Format each line of the records as a string in a JSON list, one string per line, and leave out any blank lines.

START DATA SECTION

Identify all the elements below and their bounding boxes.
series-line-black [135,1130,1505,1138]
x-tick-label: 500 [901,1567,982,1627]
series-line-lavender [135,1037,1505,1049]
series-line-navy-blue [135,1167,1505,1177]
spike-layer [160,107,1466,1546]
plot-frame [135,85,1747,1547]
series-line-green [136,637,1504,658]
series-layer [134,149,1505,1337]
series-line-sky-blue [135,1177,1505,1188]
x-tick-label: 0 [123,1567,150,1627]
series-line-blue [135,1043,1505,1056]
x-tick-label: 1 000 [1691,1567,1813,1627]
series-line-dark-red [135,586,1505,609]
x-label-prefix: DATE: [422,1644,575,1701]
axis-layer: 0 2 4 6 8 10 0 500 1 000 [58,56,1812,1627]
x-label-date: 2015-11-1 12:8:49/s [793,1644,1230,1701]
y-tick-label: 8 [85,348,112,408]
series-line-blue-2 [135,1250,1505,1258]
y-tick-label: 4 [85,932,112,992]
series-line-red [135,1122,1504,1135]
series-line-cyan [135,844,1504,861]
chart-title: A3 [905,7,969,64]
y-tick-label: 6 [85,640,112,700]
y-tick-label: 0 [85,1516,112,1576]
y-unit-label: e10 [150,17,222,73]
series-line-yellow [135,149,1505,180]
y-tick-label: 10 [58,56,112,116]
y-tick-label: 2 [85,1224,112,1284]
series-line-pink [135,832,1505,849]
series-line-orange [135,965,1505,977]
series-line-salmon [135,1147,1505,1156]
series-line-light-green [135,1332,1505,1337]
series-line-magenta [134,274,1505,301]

END DATA SECTION

## REPLY
[
  "Identify all the elements below and their bounding boxes.",
  "series-line-black [135,1130,1505,1138]",
  "x-tick-label: 500 [901,1567,982,1627]",
  "series-line-lavender [135,1037,1505,1049]",
  "series-line-navy-blue [135,1167,1505,1177]",
  "spike-layer [160,107,1466,1546]",
  "plot-frame [135,85,1747,1547]",
  "series-line-green [136,637,1504,658]",
  "series-layer [134,149,1505,1337]",
  "series-line-sky-blue [135,1177,1505,1188]",
  "x-tick-label: 0 [123,1567,150,1627]",
  "series-line-blue [135,1043,1505,1056]",
  "x-tick-label: 1 000 [1691,1567,1813,1627]",
  "series-line-dark-red [135,586,1505,609]",
  "x-label-prefix: DATE: [422,1644,575,1701]",
  "axis-layer: 0 2 4 6 8 10 0 500 1 000 [58,56,1812,1627]",
  "x-label-date: 2015-11-1 12:8:49/s [793,1644,1230,1701]",
  "y-tick-label: 8 [85,348,112,408]",
  "series-line-blue-2 [135,1250,1505,1258]",
  "y-tick-label: 4 [85,932,112,992]",
  "series-line-red [135,1122,1504,1135]",
  "series-line-cyan [135,844,1504,861]",
  "chart-title: A3 [905,7,969,64]",
  "y-tick-label: 6 [85,640,112,700]",
  "y-tick-label: 0 [85,1516,112,1576]",
  "y-unit-label: e10 [150,17,222,73]",
  "series-line-yellow [135,149,1505,180]",
  "y-tick-label: 10 [58,56,112,116]",
  "y-tick-label: 2 [85,1224,112,1284]",
  "series-line-pink [135,832,1505,849]",
  "series-line-orange [135,965,1505,977]",
  "series-line-salmon [135,1147,1505,1156]",
  "series-line-light-green [135,1332,1505,1337]",
  "series-line-magenta [134,274,1505,301]"
]